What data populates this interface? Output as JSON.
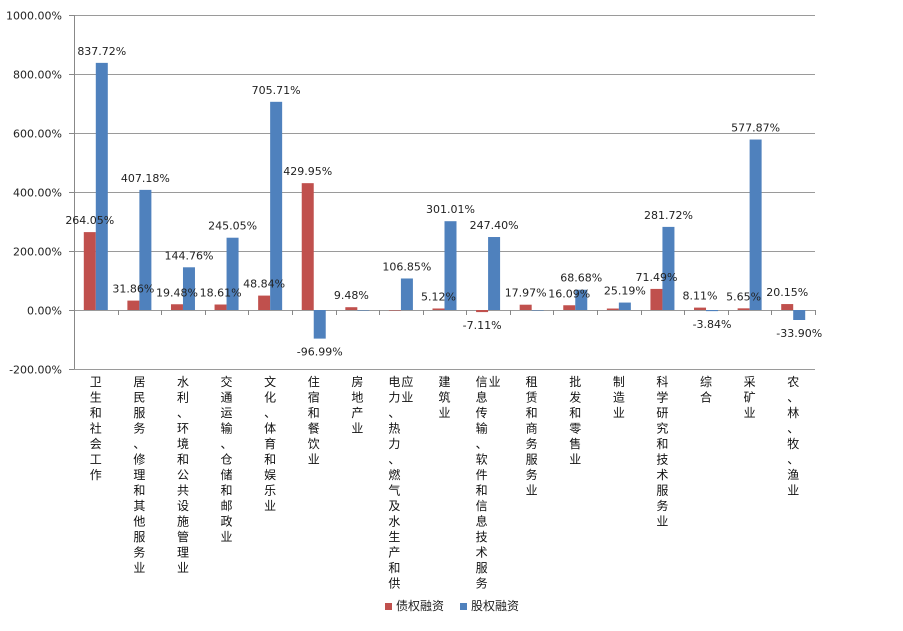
{
  "chart_data": {
    "type": "bar",
    "categories": [
      "卫生和社会工作",
      "居民服务、修理和其他服务业",
      "水利、环境和公共设施管理业",
      "交通运输、仓储和邮政业",
      "文化、体育和娱乐业",
      "住宿和餐饮业",
      "房地产业",
      "电力、热力、燃气及水生产和供应业",
      "建筑业",
      "信息传输、软件和信息技术服务业",
      "租赁和商务服务业",
      "批发和零售业",
      "制造业",
      "科学研究和技术服务业",
      "综合",
      "采矿业",
      "农、林、牧、渔业"
    ],
    "series": [
      {
        "name": "债权融资",
        "color": "#C0504D",
        "values": [
          264.05,
          31.86,
          19.48,
          18.61,
          48.84,
          429.95,
          9.48,
          0,
          5.12,
          -7.11,
          17.97,
          16.09,
          5.0,
          71.49,
          8.11,
          5.65,
          20.15
        ],
        "labels": [
          "264.05%",
          "31.86%",
          "19.48%",
          "18.61%",
          "48.84%",
          "429.95%",
          "9.48%",
          "",
          "5.12%",
          "-7.11%",
          "17.97%",
          "16.09%",
          "",
          "71.49%",
          "8.11%",
          "5.65%",
          "20.15%"
        ]
      },
      {
        "name": "股权融资",
        "color": "#4F81BD",
        "values": [
          837.72,
          407.18,
          144.76,
          245.05,
          705.71,
          -96.99,
          0,
          106.85,
          301.01,
          247.4,
          0,
          68.68,
          25.19,
          281.72,
          -3.84,
          577.87,
          -33.9
        ],
        "labels": [
          "837.72%",
          "407.18%",
          "144.76%",
          "245.05%",
          "705.71%",
          "-96.99%",
          "",
          "106.85%",
          "301.01%",
          "247.40%",
          "",
          "68.68%",
          "25.19%",
          "281.72%",
          "-3.84%",
          "577.87%",
          "-33.90%"
        ]
      }
    ],
    "ylim": [
      -200,
      1000
    ],
    "yticks": [
      "-200.00%",
      "0.00%",
      "200.00%",
      "400.00%",
      "600.00%",
      "800.00%",
      "1000.00%"
    ],
    "ytick_values": [
      -200,
      0,
      200,
      400,
      600,
      800,
      1000
    ],
    "grid": true,
    "legend_position": "bottom"
  }
}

══════════════════════════════

Omit every image. Quote each record exactly.

TASK SOLUTION
What data populates this interface? Output as JSON.
{
  "chart_data": {
    "type": "bar",
    "categories": [
      "卫生和社会工作",
      "居民服务、修理和其他服务业",
      "水利、环境和公共设施管理业",
      "交通运输、仓储和邮政业",
      "文化、体育和娱乐业",
      "住宿和餐饮业",
      "房地产业",
      "电力、热力、燃气及水生产和供应业",
      "建筑业",
      "信息传输、软件和信息技术服务业",
      "租赁和商务服务业",
      "批发和零售业",
      "制造业",
      "科学研究和技术服务业",
      "综合",
      "采矿业",
      "农、林、牧、渔业"
    ],
    "series": [
      {
        "name": "债权融资",
        "color": "#C0504D",
        "values": [
          264.05,
          31.86,
          19.48,
          18.61,
          48.84,
          429.95,
          9.48,
          0,
          5.12,
          -7.11,
          17.97,
          16.09,
          5.0,
          71.49,
          8.11,
          5.65,
          20.15
        ],
        "labels": [
          "264.05%",
          "31.86%",
          "19.48%",
          "18.61%",
          "48.84%",
          "429.95%",
          "9.48%",
          "",
          "5.12%",
          "-7.11%",
          "17.97%",
          "16.09%",
          "",
          "71.49%",
          "8.11%",
          "5.65%",
          "20.15%"
        ]
      },
      {
        "name": "股权融资",
        "color": "#4F81BD",
        "values": [
          837.72,
          407.18,
          144.76,
          245.05,
          705.71,
          -96.99,
          0,
          106.85,
          301.01,
          247.4,
          0,
          68.68,
          25.19,
          281.72,
          -3.84,
          577.87,
          -33.9
        ],
        "labels": [
          "837.72%",
          "407.18%",
          "144.76%",
          "245.05%",
          "705.71%",
          "-96.99%",
          "",
          "106.85%",
          "301.01%",
          "247.40%",
          "",
          "68.68%",
          "25.19%",
          "281.72%",
          "-3.84%",
          "577.87%",
          "-33.90%"
        ]
      }
    ],
    "ylim": [
      -200,
      1000
    ],
    "yticks": [
      "-200.00%",
      "0.00%",
      "200.00%",
      "400.00%",
      "600.00%",
      "800.00%",
      "1000.00%"
    ],
    "ytick_values": [
      -200,
      0,
      200,
      400,
      600,
      800,
      1000
    ],
    "grid": true,
    "legend_position": "bottom"
  }
}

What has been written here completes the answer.